## Begin INFORMATION GIVEN
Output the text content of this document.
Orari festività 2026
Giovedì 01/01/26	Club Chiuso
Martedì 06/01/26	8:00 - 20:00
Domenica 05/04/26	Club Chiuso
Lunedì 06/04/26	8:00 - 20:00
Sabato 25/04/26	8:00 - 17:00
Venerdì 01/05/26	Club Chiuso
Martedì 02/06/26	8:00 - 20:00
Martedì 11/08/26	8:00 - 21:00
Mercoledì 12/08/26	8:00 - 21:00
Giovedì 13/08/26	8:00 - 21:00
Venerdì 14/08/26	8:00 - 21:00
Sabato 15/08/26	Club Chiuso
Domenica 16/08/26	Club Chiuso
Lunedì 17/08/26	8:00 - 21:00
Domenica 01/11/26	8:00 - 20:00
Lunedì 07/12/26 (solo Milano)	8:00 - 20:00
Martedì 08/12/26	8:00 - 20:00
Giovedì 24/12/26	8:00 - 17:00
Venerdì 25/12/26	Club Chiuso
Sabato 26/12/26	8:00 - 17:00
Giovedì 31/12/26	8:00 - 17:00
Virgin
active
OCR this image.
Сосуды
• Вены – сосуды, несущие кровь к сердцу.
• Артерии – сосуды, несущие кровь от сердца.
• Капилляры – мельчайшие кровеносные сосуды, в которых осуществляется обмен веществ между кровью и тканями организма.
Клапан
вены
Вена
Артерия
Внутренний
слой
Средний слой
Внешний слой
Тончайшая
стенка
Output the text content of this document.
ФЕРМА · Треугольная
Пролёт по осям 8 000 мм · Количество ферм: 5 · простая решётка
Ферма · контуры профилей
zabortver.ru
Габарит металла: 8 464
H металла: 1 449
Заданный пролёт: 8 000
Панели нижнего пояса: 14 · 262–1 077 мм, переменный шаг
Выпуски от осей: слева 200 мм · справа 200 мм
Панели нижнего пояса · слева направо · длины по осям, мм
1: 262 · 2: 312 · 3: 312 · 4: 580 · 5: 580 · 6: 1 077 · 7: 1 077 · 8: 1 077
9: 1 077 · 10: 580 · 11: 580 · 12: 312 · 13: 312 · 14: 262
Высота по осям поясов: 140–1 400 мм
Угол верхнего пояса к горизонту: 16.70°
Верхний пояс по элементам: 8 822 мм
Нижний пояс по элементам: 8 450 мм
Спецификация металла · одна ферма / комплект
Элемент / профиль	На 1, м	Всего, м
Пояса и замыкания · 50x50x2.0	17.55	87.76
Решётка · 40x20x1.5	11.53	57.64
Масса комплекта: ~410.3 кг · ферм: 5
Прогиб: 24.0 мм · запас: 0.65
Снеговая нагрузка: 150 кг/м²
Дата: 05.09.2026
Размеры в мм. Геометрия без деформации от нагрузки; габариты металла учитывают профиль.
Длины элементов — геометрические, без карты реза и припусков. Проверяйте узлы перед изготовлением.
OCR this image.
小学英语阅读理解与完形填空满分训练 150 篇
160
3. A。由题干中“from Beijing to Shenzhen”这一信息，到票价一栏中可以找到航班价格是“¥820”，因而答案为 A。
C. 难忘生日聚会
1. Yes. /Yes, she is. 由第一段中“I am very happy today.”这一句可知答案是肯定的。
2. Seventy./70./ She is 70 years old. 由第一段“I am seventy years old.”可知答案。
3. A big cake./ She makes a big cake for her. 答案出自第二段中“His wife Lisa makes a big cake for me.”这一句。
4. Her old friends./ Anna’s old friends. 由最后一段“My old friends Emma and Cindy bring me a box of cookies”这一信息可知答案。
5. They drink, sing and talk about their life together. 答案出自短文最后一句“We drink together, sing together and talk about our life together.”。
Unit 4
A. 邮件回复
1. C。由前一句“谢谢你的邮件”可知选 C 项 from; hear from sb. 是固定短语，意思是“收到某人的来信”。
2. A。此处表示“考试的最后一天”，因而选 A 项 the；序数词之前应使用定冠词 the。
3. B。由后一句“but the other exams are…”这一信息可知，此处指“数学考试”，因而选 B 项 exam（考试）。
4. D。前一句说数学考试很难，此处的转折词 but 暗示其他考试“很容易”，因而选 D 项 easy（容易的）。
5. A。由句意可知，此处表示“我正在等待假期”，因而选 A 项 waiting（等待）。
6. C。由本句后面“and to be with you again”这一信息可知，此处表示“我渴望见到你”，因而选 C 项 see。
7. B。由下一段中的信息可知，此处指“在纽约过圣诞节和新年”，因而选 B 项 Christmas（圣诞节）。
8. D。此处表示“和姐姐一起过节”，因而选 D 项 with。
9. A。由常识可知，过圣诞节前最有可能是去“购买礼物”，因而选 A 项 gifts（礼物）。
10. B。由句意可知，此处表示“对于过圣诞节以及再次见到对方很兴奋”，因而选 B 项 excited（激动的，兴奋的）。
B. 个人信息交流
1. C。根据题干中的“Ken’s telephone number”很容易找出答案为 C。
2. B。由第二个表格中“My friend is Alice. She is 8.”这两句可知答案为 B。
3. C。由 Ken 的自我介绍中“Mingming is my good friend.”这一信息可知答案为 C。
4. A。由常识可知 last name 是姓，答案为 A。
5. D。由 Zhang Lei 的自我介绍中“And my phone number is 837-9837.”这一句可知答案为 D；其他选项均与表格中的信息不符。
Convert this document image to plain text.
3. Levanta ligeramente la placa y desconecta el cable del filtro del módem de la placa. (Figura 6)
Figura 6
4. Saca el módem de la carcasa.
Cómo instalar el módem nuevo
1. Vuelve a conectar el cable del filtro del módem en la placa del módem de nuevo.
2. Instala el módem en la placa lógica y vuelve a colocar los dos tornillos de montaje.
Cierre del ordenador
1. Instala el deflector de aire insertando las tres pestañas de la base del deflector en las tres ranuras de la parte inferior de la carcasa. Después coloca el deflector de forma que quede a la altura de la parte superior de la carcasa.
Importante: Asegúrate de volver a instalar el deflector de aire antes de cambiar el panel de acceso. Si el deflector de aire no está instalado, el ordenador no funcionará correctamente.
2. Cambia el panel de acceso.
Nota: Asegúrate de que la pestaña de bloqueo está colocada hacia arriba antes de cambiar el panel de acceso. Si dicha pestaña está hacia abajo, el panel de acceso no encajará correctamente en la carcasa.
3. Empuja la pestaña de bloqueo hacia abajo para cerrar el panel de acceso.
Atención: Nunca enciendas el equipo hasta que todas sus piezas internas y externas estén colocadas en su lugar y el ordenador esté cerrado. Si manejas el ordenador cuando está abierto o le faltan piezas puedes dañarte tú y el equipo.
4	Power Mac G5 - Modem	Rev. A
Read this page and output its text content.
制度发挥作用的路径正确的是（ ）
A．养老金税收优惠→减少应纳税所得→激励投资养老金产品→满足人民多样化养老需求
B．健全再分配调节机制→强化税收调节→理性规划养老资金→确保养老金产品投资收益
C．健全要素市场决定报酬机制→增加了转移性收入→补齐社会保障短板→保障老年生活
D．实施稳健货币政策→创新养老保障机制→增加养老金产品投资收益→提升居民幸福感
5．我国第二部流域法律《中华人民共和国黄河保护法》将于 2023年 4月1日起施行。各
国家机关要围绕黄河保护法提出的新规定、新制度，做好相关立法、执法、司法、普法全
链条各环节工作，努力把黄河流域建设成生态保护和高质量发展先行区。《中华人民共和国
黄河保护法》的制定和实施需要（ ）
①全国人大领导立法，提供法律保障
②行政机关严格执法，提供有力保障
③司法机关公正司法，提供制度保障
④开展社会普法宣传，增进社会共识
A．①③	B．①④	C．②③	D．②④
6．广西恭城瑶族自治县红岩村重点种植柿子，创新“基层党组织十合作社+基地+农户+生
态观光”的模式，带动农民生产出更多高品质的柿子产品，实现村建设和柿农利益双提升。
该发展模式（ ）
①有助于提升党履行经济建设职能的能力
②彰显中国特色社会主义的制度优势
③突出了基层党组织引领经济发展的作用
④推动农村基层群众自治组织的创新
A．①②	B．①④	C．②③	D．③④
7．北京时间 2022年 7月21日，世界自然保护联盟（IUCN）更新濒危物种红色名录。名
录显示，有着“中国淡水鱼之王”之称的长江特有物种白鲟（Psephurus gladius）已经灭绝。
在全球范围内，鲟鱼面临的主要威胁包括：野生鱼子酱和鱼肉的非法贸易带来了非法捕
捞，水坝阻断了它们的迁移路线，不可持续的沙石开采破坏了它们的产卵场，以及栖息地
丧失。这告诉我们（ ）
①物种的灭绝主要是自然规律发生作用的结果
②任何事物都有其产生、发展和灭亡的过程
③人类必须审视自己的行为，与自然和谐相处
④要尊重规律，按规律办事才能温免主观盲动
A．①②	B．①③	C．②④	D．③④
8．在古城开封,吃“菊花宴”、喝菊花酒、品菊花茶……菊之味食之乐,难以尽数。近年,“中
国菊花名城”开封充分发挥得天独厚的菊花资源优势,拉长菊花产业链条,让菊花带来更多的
## End INFORMATION GIVEN
**YOUR GOAL:**
Look through the entries and find each line that has the string "panel". Copy those lines.

**RESPONSE FOR THIS EXERCISE:**
Importante: Asegúrate de volver a instalar el deflector de aire antes de cambiar el panel de acceso. Si el deflector de aire no está instalado, el ordenador no funcionará correctamente.
2. Cambia el panel de acceso.
Nota: Asegúrate de que la pestaña de bloqueo está colocada hacia arriba antes de cambiar el panel de acceso. Si dicha pestaña está hacia abajo, el panel de acceso no encajará correctamente en la carcasa.
3. Empuja la pestaña de bloqueo hacia abajo para cerrar el panel de acceso.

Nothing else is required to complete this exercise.